» **THE REQUEST**: Take the listing and print it in full, exactly as given.

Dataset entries
- - -
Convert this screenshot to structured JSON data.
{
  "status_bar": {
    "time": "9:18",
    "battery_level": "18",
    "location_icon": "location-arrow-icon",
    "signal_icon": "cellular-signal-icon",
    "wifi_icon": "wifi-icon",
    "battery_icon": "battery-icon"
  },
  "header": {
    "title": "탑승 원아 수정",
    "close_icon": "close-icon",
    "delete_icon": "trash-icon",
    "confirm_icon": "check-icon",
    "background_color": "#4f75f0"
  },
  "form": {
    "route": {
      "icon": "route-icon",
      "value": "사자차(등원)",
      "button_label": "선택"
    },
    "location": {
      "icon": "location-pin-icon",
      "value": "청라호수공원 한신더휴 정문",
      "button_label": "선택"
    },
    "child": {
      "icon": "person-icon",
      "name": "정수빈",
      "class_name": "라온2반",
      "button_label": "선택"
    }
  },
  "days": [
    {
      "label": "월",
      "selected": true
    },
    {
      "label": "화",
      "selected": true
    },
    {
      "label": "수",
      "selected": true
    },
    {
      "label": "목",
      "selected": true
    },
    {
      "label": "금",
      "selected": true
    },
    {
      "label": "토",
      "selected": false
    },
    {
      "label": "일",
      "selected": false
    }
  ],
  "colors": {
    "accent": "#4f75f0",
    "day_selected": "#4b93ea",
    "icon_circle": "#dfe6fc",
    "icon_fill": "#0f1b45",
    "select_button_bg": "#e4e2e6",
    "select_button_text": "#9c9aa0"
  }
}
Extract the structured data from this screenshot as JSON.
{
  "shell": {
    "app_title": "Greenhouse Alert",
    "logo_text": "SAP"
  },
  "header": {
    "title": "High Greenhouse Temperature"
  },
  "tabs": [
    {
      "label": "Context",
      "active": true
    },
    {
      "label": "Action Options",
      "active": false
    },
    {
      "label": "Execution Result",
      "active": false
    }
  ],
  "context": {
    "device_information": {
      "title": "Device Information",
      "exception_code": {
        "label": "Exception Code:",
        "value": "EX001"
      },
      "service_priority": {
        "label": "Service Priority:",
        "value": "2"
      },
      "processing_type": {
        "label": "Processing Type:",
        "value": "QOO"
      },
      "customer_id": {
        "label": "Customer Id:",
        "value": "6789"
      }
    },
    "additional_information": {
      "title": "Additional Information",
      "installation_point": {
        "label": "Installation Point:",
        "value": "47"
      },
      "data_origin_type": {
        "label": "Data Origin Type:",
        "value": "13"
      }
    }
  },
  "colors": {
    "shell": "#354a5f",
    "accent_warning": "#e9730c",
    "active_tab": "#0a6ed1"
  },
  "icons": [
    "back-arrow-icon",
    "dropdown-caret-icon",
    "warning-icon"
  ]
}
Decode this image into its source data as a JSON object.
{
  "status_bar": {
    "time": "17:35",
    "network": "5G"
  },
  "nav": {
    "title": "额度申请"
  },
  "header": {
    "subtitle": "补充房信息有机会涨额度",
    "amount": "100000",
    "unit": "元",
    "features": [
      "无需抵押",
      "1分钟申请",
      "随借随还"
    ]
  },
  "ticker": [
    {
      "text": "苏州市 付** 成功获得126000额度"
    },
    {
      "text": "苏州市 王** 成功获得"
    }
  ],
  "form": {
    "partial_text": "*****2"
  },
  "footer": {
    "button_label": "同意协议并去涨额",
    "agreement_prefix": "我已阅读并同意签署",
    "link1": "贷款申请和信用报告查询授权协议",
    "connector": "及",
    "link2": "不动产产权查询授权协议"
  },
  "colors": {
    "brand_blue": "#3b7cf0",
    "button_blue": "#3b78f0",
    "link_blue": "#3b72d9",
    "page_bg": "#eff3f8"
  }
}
- - -
» **RESPONSE TO THIS TASK**:
Convert this screenshot to structured JSON data.
{
  "status_bar": {
    "time": "9:18",
    "battery_level": "18",
    "location_icon": "location-arrow-icon",
    "signal_icon": "cellular-signal-icon",
    "wifi_icon": "wifi-icon",
    "battery_icon": "battery-icon"
  },
  "header": {
    "title": "탑승 원아 수정",
    "close_icon": "close-icon",
    "delete_icon": "trash-icon",
    "confirm_icon": "check-icon",
    "background_color": "#4f75f0"
  },
  "form": {
    "route": {
      "icon": "route-icon",
      "value": "사자차(등원)",
      "button_label": "선택"
    },
    "location": {
      "icon": "location-pin-icon",
      "value": "청라호수공원 한신더휴 정문",
      "button_label": "선택"
    },
    "child": {
      "icon": "person-icon",
      "name": "정수빈",
      "class_name": "라온2반",
      "button_label": "선택"
    }
  },
  "days": [
    {
      "label": "월",
      "selected": true
    },
    {
      "label": "화",
      "selected": true
    },
    {
      "label": "수",
      "selected": true
    },
    {
      "label": "목",
      "selected": true
    },
    {
      "label": "금",
      "selected": true
    },
    {
      "label": "토",
      "selected": false
    },
    {
      "label": "일",
      "selected": false
    }
  ],
  "colors": {
    "accent": "#4f75f0",
    "day_selected": "#4b93ea",
    "icon_circle": "#dfe6fc",
    "icon_fill": "#0f1b45",
    "select_button_bg": "#e4e2e6",
    "select_button_text": "#9c9aa0"
  }
}
Extract the structured data from this screenshot as JSON.
{
  "shell": {
    "app_title": "Greenhouse Alert",
    "logo_text": "SAP"
  },
  "header": {
    "title": "High Greenhouse Temperature"
  },
  "tabs": [
    {
      "label": "Context",
      "active": true
    },
    {
      "label": "Action Options",
      "active": false
    },
    {
      "label": "Execution Result",
      "active": false
    }
  ],
  "context": {
    "device_information": {
      "title": "Device Information",
      "exception_code": {
        "label": "Exception Code:",
        "value": "EX001"
      },
      "service_priority": {
        "label": "Service Priority:",
        "value": "2"
      },
      "processing_type": {
        "label": "Processing Type:",
        "value": "QOO"
      },
      "customer_id": {
        "label": "Customer Id:",
        "value": "6789"
      }
    },
    "additional_information": {
      "title": "Additional Information",
      "installation_point": {
        "label": "Installation Point:",
        "value": "47"
      },
      "data_origin_type": {
        "label": "Data Origin Type:",
        "value": "13"
      }
    }
  },
  "colors": {
    "shell": "#354a5f",
    "accent_warning": "#e9730c",
    "active_tab": "#0a6ed1"
  },
  "icons": [
    "back-arrow-icon",
    "dropdown-caret-icon",
    "warning-icon"
  ]
}
Decode this image into its source data as a JSON object.
{
  "status_bar": {
    "time": "17:35",
    "network": "5G"
  },
  "nav": {
    "title": "额度申请"
  },
  "header": {
    "subtitle": "补充房信息有机会涨额度",
    "amount": "100000",
    "unit": "元",
    "features": [
      "无需抵押",
      "1分钟申请",
      "随借随还"
    ]
  },
  "ticker": [
    {
      "text": "苏州市 付** 成功获得126000额度"
    },
    {
      "text": "苏州市 王** 成功获得"
    }
  ],
  "form": {
    "partial_text": "*****2"
  },
  "footer": {
    "button_label": "同意协议并去涨额",
    "agreement_prefix": "我已阅读并同意签署",
    "link1": "贷款申请和信用报告查询授权协议",
    "connector": "及",
    "link2": "不动产产权查询授权协议"
  },
  "colors": {
    "brand_blue": "#3b7cf0",
    "button_blue": "#3b78f0",
    "link_blue": "#3b72d9",
    "page_bg": "#eff3f8"
  }
}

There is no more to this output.